**Input records**
※

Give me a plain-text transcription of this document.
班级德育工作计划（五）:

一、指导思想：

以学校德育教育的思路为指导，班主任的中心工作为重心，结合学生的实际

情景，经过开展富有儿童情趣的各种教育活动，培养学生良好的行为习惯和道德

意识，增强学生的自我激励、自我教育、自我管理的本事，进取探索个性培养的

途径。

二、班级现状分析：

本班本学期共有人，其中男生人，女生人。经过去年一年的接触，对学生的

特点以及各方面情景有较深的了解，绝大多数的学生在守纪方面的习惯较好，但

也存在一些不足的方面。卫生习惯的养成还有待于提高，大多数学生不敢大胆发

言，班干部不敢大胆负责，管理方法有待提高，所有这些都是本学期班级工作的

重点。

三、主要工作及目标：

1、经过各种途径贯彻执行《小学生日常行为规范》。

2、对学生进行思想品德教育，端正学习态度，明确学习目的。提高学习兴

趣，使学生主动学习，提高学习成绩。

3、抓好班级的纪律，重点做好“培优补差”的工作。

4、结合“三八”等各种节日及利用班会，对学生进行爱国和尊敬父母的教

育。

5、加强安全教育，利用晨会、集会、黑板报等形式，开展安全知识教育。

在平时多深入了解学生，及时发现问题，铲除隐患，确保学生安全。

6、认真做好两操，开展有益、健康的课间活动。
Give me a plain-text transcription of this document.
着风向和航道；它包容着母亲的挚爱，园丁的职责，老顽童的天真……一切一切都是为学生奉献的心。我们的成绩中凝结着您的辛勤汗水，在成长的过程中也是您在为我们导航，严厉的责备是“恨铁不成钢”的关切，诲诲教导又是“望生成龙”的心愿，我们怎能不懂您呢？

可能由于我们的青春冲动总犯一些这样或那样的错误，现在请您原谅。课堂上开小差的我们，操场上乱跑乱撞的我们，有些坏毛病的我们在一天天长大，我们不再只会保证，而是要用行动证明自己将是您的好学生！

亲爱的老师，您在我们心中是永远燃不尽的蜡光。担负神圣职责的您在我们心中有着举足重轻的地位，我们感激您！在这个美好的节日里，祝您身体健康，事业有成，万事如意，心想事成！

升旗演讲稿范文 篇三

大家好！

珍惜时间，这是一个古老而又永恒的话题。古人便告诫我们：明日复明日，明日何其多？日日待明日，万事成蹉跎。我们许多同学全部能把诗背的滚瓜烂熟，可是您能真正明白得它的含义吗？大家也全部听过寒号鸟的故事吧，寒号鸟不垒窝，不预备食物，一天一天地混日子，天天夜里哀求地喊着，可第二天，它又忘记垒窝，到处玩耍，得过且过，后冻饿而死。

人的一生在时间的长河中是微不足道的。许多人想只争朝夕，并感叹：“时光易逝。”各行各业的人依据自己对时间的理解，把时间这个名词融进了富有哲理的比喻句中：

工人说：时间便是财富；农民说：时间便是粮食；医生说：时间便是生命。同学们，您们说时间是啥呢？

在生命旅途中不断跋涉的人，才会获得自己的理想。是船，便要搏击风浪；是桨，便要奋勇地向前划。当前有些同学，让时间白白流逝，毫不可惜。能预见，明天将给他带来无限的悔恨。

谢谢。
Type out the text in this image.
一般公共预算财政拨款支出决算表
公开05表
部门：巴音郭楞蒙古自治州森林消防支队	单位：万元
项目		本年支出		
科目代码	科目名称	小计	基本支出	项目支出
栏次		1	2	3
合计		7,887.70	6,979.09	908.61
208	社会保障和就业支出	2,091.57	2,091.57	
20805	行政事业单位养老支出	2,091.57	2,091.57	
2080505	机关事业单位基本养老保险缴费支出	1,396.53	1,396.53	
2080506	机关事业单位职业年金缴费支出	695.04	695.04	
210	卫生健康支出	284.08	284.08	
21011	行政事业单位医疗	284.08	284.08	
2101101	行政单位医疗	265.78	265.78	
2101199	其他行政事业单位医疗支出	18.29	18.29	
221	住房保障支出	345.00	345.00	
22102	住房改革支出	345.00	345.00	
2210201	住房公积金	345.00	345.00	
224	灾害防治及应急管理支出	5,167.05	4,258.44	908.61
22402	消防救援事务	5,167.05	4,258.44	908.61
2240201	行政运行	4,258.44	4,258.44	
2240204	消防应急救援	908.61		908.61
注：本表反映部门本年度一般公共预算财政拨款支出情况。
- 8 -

※

Nothing in the listing may be changed; retype it all exactly.

**Correct answer**
Give me a plain-text transcription of this document.
班级德育工作计划（五）:

一、指导思想：

以学校德育教育的思路为指导，班主任的中心工作为重心，结合学生的实际

情景，经过开展富有儿童情趣的各种教育活动，培养学生良好的行为习惯和道德

意识，增强学生的自我激励、自我教育、自我管理的本事，进取探索个性培养的

途径。

二、班级现状分析：

本班本学期共有人，其中男生人，女生人。经过去年一年的接触，对学生的

特点以及各方面情景有较深的了解，绝大多数的学生在守纪方面的习惯较好，但

也存在一些不足的方面。卫生习惯的养成还有待于提高，大多数学生不敢大胆发

言，班干部不敢大胆负责，管理方法有待提高，所有这些都是本学期班级工作的

重点。

三、主要工作及目标：

1、经过各种途径贯彻执行《小学生日常行为规范》。

2、对学生进行思想品德教育，端正学习态度，明确学习目的。提高学习兴

趣，使学生主动学习，提高学习成绩。

3、抓好班级的纪律，重点做好“培优补差”的工作。

4、结合“三八”等各种节日及利用班会，对学生进行爱国和尊敬父母的教

育。

5、加强安全教育，利用晨会、集会、黑板报等形式，开展安全知识教育。

在平时多深入了解学生，及时发现问题，铲除隐患，确保学生安全。

6、认真做好两操，开展有益、健康的课间活动。
Give me a plain-text transcription of this document.
着风向和航道；它包容着母亲的挚爱，园丁的职责，老顽童的天真……一切一切都是为学生奉献的心。我们的成绩中凝结着您的辛勤汗水，在成长的过程中也是您在为我们导航，严厉的责备是“恨铁不成钢”的关切，诲诲教导又是“望生成龙”的心愿，我们怎能不懂您呢？

可能由于我们的青春冲动总犯一些这样或那样的错误，现在请您原谅。课堂上开小差的我们，操场上乱跑乱撞的我们，有些坏毛病的我们在一天天长大，我们不再只会保证，而是要用行动证明自己将是您的好学生！

亲爱的老师，您在我们心中是永远燃不尽的蜡光。担负神圣职责的您在我们心中有着举足重轻的地位，我们感激您！在这个美好的节日里，祝您身体健康，事业有成，万事如意，心想事成！

升旗演讲稿范文 篇三

大家好！

珍惜时间，这是一个古老而又永恒的话题。古人便告诫我们：明日复明日，明日何其多？日日待明日，万事成蹉跎。我们许多同学全部能把诗背的滚瓜烂熟，可是您能真正明白得它的含义吗？大家也全部听过寒号鸟的故事吧，寒号鸟不垒窝，不预备食物，一天一天地混日子，天天夜里哀求地喊着，可第二天，它又忘记垒窝，到处玩耍，得过且过，后冻饿而死。

人的一生在时间的长河中是微不足道的。许多人想只争朝夕，并感叹：“时光易逝。”各行各业的人依据自己对时间的理解，把时间这个名词融进了富有哲理的比喻句中：

工人说：时间便是财富；农民说：时间便是粮食；医生说：时间便是生命。同学们，您们说时间是啥呢？

在生命旅途中不断跋涉的人，才会获得自己的理想。是船，便要搏击风浪；是桨，便要奋勇地向前划。当前有些同学，让时间白白流逝，毫不可惜。能预见，明天将给他带来无限的悔恨。

谢谢。
Type out the text in this image.
一般公共预算财政拨款支出决算表
公开05表
部门：巴音郭楞蒙古自治州森林消防支队	单位：万元
项目		本年支出		
科目代码	科目名称	小计	基本支出	项目支出
栏次		1	2	3
合计		7,887.70	6,979.09	908.61
208	社会保障和就业支出	2,091.57	2,091.57	
20805	行政事业单位养老支出	2,091.57	2,091.57	
2080505	机关事业单位基本养老保险缴费支出	1,396.53	1,396.53	
2080506	机关事业单位职业年金缴费支出	695.04	695.04	
210	卫生健康支出	284.08	284.08	
21011	行政事业单位医疗	284.08	284.08	
2101101	行政单位医疗	265.78	265.78	
2101199	其他行政事业单位医疗支出	18.29	18.29	
221	住房保障支出	345.00	345.00	
22102	住房改革支出	345.00	345.00	
2210201	住房公积金	345.00	345.00	
224	灾害防治及应急管理支出	5,167.05	4,258.44	908.61
22402	消防救援事务	5,167.05	4,258.44	908.61
2240201	行政运行	4,258.44	4,258.44	
2240204	消防应急救援	908.61		908.61
注：本表反映部门本年度一般公共预算财政拨款支出情况。
- 8 -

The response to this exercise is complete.